• SET PROBLEM: Copy all entries without alteration and skip the pictures they hold.

━━━ GIVEN DATA

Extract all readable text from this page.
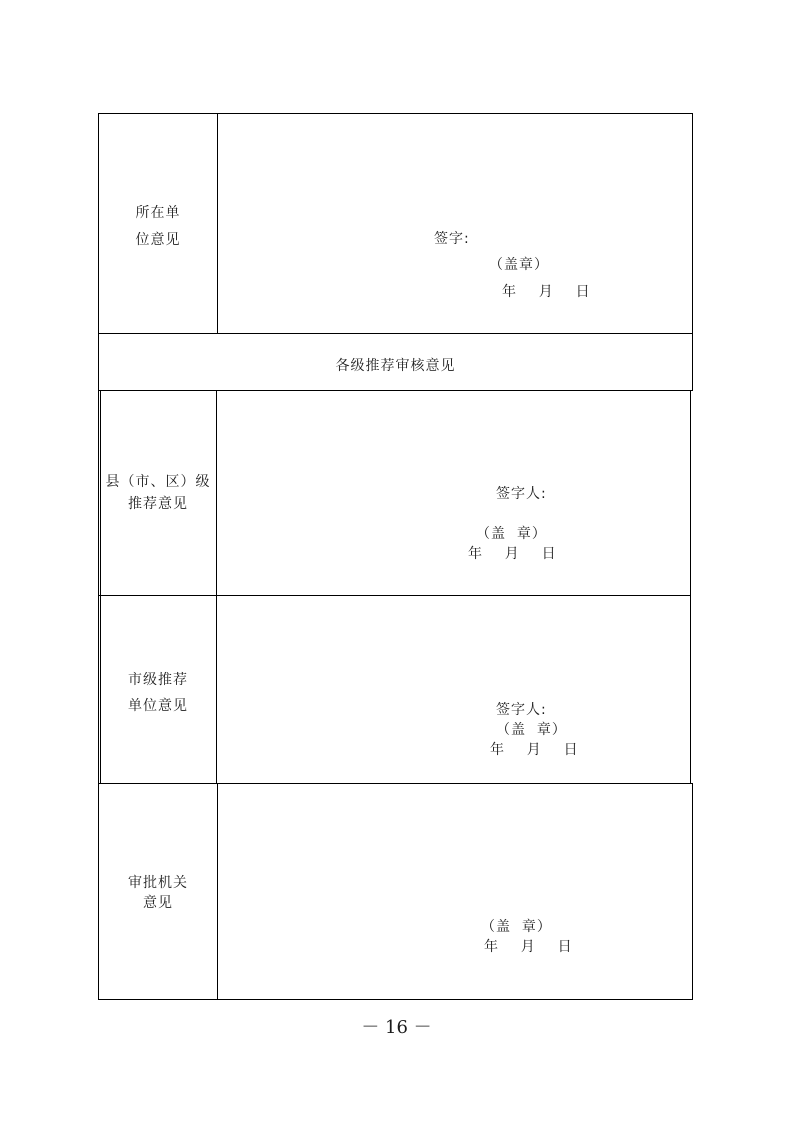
所在单
位意见	签字:
（盖章）
年    月    日
各级推荐审核意见
县（市、区）级
推荐意见
签字人:
（盖  章）
年    月    日
市级推荐
单位意见	签字人:
（盖  章）
年    月    日
审批机关
意见
（盖  章）
年    月    日
－ 16 －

━━━━━━

• ANSWER TO THIS TASK:
Extract all readable text from this page.
所在单
位意见	签字:
（盖章）
年    月    日
各级推荐审核意见
县（市、区）级
推荐意见
签字人:
（盖  章）
年    月    日
市级推荐
单位意见	签字人:
（盖  章）
年    月    日
审批机关
意见
（盖  章）
年    月    日
－ 16 －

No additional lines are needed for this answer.